__TASK MATERIAL__:
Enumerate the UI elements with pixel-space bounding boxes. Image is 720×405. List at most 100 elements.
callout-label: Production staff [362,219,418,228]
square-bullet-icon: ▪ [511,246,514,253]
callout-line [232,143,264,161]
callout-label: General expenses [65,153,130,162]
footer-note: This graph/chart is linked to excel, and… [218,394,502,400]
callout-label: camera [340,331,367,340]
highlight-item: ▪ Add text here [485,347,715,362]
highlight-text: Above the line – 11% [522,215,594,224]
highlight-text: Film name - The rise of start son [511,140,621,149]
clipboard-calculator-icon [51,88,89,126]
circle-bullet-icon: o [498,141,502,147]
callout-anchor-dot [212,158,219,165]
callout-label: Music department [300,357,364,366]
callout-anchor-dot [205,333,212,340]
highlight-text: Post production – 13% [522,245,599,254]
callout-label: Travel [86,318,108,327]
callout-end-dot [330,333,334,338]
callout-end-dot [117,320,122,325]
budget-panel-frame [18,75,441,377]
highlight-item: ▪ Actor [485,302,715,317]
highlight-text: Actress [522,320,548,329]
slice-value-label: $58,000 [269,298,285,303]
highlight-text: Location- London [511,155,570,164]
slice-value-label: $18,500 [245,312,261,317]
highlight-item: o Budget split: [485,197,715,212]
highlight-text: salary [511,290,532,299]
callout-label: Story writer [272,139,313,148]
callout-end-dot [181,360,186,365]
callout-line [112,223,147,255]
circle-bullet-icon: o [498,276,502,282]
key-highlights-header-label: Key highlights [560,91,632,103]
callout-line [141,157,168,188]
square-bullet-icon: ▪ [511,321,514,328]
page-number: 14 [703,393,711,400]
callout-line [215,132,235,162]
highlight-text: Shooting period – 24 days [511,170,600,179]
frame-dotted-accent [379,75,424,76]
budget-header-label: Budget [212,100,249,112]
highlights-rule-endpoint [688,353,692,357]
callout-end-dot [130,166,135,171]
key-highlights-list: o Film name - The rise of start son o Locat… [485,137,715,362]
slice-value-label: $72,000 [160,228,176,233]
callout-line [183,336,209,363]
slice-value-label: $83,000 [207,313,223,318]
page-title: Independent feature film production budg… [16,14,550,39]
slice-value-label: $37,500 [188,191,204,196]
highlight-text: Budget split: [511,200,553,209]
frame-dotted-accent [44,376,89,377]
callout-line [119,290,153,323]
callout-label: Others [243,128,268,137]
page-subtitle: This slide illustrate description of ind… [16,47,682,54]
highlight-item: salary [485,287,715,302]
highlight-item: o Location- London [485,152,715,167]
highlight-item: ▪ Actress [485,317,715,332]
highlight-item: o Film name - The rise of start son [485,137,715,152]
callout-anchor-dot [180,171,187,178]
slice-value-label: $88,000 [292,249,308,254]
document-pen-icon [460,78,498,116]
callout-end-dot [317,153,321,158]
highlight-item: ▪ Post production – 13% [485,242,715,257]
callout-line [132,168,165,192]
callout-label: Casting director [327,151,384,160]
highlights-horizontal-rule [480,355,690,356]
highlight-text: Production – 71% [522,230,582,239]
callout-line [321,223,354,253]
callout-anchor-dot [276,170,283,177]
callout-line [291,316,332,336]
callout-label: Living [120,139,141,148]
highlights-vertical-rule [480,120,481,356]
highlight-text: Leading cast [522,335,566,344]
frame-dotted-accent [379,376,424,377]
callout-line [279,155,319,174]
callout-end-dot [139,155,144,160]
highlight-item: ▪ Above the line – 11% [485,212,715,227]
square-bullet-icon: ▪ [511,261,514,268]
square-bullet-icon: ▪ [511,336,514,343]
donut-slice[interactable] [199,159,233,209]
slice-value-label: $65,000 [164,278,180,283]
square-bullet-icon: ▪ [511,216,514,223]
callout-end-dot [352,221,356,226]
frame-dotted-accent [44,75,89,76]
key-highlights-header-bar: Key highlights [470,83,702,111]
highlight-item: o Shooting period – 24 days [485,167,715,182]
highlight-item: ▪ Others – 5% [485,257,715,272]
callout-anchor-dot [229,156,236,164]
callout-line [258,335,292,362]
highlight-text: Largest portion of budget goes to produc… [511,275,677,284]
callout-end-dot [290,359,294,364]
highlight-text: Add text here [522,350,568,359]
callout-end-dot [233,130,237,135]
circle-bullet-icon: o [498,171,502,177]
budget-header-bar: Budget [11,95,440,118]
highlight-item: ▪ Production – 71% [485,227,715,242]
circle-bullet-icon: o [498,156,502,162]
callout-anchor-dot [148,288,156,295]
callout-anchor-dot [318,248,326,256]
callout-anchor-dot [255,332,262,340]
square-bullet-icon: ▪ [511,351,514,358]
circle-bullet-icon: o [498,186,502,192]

__WRITTEN INSTRUCTION__: Copy every line of the records above character for character, keeping their original order.

__RESULT OF THIS TASK__:
Enumerate the UI elements with pixel-space bounding boxes. Image is 720×405. List at most 100 elements.
callout-label: Production staff [362,219,418,228]
square-bullet-icon: ▪ [511,246,514,253]
callout-line [232,143,264,161]
callout-label: General expenses [65,153,130,162]
footer-note: This graph/chart is linked to excel, and… [218,394,502,400]
callout-label: camera [340,331,367,340]
highlight-item: ▪ Add text here [485,347,715,362]
highlight-text: Above the line – 11% [522,215,594,224]
highlight-text: Film name - The rise of start son [511,140,621,149]
clipboard-calculator-icon [51,88,89,126]
circle-bullet-icon: o [498,141,502,147]
callout-anchor-dot [212,158,219,165]
callout-label: Music department [300,357,364,366]
callout-anchor-dot [205,333,212,340]
highlight-text: Post production – 13% [522,245,599,254]
callout-label: Travel [86,318,108,327]
callout-end-dot [330,333,334,338]
callout-end-dot [117,320,122,325]
budget-panel-frame [18,75,441,377]
highlight-item: ▪ Actor [485,302,715,317]
highlight-text: Actress [522,320,548,329]
slice-value-label: $58,000 [269,298,285,303]
highlight-text: Location- London [511,155,570,164]
slice-value-label: $18,500 [245,312,261,317]
highlight-item: o Budget split: [485,197,715,212]
highlight-text: salary [511,290,532,299]
callout-label: Story writer [272,139,313,148]
callout-end-dot [181,360,186,365]
callout-line [112,223,147,255]
circle-bullet-icon: o [498,276,502,282]
key-highlights-header-label: Key highlights [560,91,632,103]
callout-line [141,157,168,188]
square-bullet-icon: ▪ [511,321,514,328]
page-number: 14 [703,393,711,400]
callout-line [215,132,235,162]
highlight-text: Shooting period – 24 days [511,170,600,179]
frame-dotted-accent [379,75,424,76]
budget-header-label: Budget [212,100,249,112]
highlights-rule-endpoint [688,353,692,357]
callout-end-dot [130,166,135,171]
key-highlights-list: o Film name - The rise of start son o Locat… [485,137,715,362]
slice-value-label: $72,000 [160,228,176,233]
callout-line [183,336,209,363]
slice-value-label: $83,000 [207,313,223,318]
page-title: Independent feature film production budg… [16,14,550,39]
slice-value-label: $37,500 [188,191,204,196]
highlight-text: Budget split: [511,200,553,209]
frame-dotted-accent [44,376,89,377]
callout-line [119,290,153,323]
callout-label: Others [243,128,268,137]
page-subtitle: This slide illustrate description of ind… [16,47,682,54]
highlight-item: salary [485,287,715,302]
highlight-item: o Location- London [485,152,715,167]
highlight-item: ▪ Actress [485,317,715,332]
highlight-item: o Film name - The rise of start son [485,137,715,152]
callout-anchor-dot [180,171,187,178]
slice-value-label: $88,000 [292,249,308,254]
document-pen-icon [460,78,498,116]
callout-end-dot [317,153,321,158]
highlight-item: ▪ Post production – 13% [485,242,715,257]
callout-line [132,168,165,192]
callout-label: Casting director [327,151,384,160]
highlights-horizontal-rule [480,355,690,356]
highlight-text: Production – 71% [522,230,582,239]
callout-line [321,223,354,253]
callout-anchor-dot [276,170,283,177]
callout-line [291,316,332,336]
callout-label: Living [120,139,141,148]
highlights-vertical-rule [480,120,481,356]
highlight-text: Leading cast [522,335,566,344]
frame-dotted-accent [379,376,424,377]
callout-line [279,155,319,174]
callout-end-dot [139,155,144,160]
highlight-item: ▪ Above the line – 11% [485,212,715,227]
square-bullet-icon: ▪ [511,261,514,268]
square-bullet-icon: ▪ [511,336,514,343]
donut-slice[interactable] [199,159,233,209]
slice-value-label: $65,000 [164,278,180,283]
square-bullet-icon: ▪ [511,216,514,223]
callout-end-dot [352,221,356,226]
frame-dotted-accent [44,75,89,76]
key-highlights-header-bar: Key highlights [470,83,702,111]
highlight-item: o Shooting period – 24 days [485,167,715,182]
highlight-item: ▪ Others – 5% [485,257,715,272]
callout-anchor-dot [229,156,236,164]
callout-line [258,335,292,362]
highlight-text: Largest portion of budget goes to produc… [511,275,677,284]
callout-end-dot [290,359,294,364]
highlight-text: Add text here [522,350,568,359]
callout-end-dot [233,130,237,135]
circle-bullet-icon: o [498,171,502,177]
budget-header-bar: Budget [11,95,440,118]
highlight-item: ▪ Production – 71% [485,227,715,242]
circle-bullet-icon: o [498,156,502,162]
callout-anchor-dot [148,288,156,295]
callout-anchor-dot [318,248,326,256]
callout-anchor-dot [255,332,262,340]
square-bullet-icon: ▪ [511,351,514,358]
circle-bullet-icon: o [498,186,502,192]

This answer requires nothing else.